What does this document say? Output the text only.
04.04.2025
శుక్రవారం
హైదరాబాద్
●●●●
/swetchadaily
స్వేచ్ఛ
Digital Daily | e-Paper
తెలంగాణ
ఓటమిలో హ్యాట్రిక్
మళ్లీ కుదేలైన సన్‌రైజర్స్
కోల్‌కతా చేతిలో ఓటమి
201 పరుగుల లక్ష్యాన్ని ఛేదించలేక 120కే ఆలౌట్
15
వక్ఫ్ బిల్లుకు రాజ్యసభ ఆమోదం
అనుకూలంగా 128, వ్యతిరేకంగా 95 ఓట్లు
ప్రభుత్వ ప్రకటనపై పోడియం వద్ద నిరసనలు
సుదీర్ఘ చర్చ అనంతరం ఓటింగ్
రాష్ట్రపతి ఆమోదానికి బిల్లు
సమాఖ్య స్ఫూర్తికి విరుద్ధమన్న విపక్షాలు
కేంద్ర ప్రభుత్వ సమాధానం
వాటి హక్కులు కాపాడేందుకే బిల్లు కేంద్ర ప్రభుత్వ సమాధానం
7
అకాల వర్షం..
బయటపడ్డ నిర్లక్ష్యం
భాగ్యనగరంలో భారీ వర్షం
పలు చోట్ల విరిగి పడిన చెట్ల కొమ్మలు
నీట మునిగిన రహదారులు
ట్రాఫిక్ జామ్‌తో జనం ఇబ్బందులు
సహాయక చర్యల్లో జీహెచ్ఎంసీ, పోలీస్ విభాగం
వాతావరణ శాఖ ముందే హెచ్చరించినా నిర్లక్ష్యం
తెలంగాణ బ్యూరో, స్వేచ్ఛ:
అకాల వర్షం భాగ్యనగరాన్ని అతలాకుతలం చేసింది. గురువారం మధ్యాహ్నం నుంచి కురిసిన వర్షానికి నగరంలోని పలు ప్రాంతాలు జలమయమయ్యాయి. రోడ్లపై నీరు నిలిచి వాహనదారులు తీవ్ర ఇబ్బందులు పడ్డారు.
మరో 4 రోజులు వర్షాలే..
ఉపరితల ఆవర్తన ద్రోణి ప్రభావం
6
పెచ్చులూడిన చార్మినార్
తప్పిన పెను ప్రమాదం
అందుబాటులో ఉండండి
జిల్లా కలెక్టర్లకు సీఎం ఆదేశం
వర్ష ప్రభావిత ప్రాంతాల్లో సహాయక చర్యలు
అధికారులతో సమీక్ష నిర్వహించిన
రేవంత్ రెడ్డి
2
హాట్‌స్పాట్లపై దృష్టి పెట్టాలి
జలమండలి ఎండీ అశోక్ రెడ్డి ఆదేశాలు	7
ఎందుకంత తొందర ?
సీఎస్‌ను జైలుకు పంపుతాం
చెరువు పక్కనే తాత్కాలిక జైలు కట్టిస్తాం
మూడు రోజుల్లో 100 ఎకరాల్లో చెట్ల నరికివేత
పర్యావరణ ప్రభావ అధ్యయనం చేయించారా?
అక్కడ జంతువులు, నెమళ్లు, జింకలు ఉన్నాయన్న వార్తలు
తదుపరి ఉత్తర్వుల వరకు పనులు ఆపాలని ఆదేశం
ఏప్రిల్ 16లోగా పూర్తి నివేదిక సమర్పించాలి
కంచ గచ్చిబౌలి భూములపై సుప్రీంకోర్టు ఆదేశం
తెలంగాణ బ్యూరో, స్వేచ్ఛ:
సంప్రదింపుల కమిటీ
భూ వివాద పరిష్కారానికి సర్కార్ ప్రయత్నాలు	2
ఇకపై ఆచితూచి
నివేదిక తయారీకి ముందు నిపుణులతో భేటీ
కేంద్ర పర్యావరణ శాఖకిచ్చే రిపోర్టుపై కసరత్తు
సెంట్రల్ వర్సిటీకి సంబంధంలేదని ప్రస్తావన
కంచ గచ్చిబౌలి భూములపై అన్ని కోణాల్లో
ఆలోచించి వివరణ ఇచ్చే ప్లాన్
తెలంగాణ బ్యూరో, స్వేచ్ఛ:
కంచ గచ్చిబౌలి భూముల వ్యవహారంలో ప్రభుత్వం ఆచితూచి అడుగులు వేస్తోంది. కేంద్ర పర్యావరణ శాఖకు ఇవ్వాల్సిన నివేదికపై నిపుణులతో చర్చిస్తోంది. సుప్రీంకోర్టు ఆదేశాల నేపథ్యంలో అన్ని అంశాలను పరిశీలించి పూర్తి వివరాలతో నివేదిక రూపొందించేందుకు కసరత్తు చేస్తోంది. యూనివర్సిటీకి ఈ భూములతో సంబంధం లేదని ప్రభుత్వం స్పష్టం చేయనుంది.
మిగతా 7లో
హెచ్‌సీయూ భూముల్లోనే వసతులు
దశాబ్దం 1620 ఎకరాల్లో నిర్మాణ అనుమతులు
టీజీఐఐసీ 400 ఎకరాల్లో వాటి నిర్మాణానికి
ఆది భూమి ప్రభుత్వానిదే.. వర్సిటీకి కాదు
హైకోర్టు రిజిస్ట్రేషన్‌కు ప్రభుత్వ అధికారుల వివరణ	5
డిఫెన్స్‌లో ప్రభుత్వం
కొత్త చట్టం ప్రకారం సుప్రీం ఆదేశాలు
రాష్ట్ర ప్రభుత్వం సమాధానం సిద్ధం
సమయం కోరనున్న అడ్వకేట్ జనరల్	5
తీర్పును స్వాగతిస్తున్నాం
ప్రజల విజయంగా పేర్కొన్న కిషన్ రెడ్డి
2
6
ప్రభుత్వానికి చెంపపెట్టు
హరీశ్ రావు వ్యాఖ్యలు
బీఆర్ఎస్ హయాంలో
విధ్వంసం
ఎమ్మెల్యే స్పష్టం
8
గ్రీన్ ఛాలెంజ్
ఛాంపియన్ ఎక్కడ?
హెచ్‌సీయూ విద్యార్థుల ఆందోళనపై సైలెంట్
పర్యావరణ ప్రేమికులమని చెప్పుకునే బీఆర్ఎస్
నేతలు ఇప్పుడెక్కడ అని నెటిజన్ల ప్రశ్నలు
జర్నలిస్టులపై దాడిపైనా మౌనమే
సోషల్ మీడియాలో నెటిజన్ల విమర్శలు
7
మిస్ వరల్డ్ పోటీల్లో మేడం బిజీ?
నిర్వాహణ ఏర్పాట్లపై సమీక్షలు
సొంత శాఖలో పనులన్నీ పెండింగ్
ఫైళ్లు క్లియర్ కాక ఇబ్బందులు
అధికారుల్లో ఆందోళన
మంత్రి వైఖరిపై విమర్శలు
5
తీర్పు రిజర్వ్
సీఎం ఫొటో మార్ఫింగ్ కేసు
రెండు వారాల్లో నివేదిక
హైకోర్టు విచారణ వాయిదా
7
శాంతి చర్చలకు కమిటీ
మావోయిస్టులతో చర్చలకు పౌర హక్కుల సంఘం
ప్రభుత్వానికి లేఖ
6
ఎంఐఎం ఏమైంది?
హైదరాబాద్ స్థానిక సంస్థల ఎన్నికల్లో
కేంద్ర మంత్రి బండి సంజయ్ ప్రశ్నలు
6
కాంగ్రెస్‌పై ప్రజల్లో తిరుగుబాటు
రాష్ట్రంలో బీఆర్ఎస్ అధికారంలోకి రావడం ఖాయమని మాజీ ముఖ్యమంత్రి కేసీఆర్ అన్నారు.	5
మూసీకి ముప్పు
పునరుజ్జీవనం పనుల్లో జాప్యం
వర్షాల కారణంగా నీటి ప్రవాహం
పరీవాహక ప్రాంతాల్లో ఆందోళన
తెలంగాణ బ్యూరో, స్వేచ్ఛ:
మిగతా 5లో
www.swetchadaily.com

■ Exercise directions ■
Collect every line from the records above that contains the word "swetchadaily".

■ The response ■
/swetchadaily
www.swetchadaily.com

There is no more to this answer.